> TASK REQUIREMENTS: Quote the listing below in its entirety, omitting every image.
[begin RECORD SET]
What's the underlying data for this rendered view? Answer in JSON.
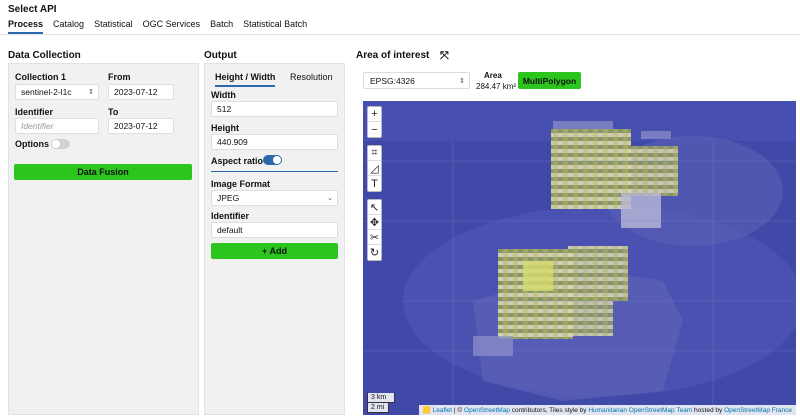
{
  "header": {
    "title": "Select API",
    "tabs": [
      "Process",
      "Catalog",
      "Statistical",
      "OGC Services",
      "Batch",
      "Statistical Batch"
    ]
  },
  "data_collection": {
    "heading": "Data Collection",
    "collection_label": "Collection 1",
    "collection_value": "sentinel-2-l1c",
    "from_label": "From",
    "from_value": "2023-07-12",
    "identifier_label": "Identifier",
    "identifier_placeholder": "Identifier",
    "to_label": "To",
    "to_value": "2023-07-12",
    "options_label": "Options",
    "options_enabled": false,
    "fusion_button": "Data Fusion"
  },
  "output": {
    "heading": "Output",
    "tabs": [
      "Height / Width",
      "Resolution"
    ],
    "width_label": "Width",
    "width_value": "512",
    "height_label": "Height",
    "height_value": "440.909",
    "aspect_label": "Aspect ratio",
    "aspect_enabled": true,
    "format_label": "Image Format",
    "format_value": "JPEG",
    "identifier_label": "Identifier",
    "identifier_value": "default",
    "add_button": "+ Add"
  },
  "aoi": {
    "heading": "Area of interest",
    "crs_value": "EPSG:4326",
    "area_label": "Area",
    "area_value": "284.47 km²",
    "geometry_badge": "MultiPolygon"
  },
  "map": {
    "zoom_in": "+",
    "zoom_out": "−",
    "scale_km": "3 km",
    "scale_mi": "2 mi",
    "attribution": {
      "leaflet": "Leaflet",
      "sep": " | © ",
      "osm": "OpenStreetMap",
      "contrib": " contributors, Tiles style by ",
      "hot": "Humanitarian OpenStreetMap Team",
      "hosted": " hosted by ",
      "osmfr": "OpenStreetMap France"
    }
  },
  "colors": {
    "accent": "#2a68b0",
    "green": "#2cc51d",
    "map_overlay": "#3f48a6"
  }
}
[end RECORD SET]
> WRITTEN ANSWER:
What's the underlying data for this rendered view? Answer in JSON.
{
  "header": {
    "title": "Select API",
    "tabs": [
      "Process",
      "Catalog",
      "Statistical",
      "OGC Services",
      "Batch",
      "Statistical Batch"
    ]
  },
  "data_collection": {
    "heading": "Data Collection",
    "collection_label": "Collection 1",
    "collection_value": "sentinel-2-l1c",
    "from_label": "From",
    "from_value": "2023-07-12",
    "identifier_label": "Identifier",
    "identifier_placeholder": "Identifier",
    "to_label": "To",
    "to_value": "2023-07-12",
    "options_label": "Options",
    "options_enabled": false,
    "fusion_button": "Data Fusion"
  },
  "output": {
    "heading": "Output",
    "tabs": [
      "Height / Width",
      "Resolution"
    ],
    "width_label": "Width",
    "width_value": "512",
    "height_label": "Height",
    "height_value": "440.909",
    "aspect_label": "Aspect ratio",
    "aspect_enabled": true,
    "format_label": "Image Format",
    "format_value": "JPEG",
    "identifier_label": "Identifier",
    "identifier_value": "default",
    "add_button": "+ Add"
  },
  "aoi": {
    "heading": "Area of interest",
    "crs_value": "EPSG:4326",
    "area_label": "Area",
    "area_value": "284.47 km²",
    "geometry_badge": "MultiPolygon"
  },
  "map": {
    "zoom_in": "+",
    "zoom_out": "−",
    "scale_km": "3 km",
    "scale_mi": "2 mi",
    "attribution": {
      "leaflet": "Leaflet",
      "sep": " | © ",
      "osm": "OpenStreetMap",
      "contrib": " contributors, Tiles style by ",
      "hot": "Humanitarian OpenStreetMap Team",
      "hosted": " hosted by ",
      "osmfr": "OpenStreetMap France"
    }
  },
  "colors": {
    "accent": "#2a68b0",
    "green": "#2cc51d",
    "map_overlay": "#3f48a6"
  }
}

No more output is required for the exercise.